### Job
Read the material below and tally how many lines hold the word "deep", giving the number and nothing else.

### Data entries
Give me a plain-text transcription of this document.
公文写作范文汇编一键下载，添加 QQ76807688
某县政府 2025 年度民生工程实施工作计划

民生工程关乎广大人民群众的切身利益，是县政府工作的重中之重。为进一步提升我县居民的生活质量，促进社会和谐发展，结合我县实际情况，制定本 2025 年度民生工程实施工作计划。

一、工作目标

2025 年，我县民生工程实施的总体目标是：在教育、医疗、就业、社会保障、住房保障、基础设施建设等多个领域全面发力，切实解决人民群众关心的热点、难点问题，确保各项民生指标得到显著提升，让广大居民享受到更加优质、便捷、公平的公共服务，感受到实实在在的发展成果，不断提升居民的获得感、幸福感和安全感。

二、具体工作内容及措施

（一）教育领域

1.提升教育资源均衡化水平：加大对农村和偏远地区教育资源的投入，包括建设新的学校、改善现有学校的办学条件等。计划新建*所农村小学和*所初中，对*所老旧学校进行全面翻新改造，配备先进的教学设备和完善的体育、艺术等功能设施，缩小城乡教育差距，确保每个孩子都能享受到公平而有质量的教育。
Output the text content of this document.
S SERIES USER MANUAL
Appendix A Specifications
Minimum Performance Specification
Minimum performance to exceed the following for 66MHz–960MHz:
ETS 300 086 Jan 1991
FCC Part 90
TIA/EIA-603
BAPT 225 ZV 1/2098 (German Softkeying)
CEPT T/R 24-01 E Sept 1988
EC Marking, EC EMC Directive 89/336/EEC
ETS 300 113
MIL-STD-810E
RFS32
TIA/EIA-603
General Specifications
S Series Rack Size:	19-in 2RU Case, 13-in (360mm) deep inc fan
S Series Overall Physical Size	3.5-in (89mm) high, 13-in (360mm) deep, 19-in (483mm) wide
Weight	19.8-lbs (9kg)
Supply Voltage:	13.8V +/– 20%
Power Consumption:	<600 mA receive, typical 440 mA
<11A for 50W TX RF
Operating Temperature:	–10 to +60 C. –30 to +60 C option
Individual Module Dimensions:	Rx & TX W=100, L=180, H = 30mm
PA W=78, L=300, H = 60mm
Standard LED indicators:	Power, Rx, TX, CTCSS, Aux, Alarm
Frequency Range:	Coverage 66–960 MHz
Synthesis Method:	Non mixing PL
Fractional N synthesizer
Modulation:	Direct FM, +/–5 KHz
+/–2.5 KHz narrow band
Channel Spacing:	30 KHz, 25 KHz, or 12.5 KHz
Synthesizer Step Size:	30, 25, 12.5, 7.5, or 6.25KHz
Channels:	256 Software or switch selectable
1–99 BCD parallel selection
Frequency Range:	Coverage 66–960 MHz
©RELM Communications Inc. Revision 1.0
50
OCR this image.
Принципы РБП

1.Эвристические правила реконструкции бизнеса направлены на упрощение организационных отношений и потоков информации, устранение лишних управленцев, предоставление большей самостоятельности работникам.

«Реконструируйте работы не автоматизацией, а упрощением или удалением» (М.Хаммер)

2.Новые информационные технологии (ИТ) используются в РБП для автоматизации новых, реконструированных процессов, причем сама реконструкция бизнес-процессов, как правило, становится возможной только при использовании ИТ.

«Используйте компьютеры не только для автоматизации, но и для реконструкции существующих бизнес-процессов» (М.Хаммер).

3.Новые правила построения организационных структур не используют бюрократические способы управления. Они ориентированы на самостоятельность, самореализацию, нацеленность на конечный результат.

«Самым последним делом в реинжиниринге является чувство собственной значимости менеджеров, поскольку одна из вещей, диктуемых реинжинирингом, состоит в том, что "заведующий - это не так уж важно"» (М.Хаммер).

### Answer for this exercise
2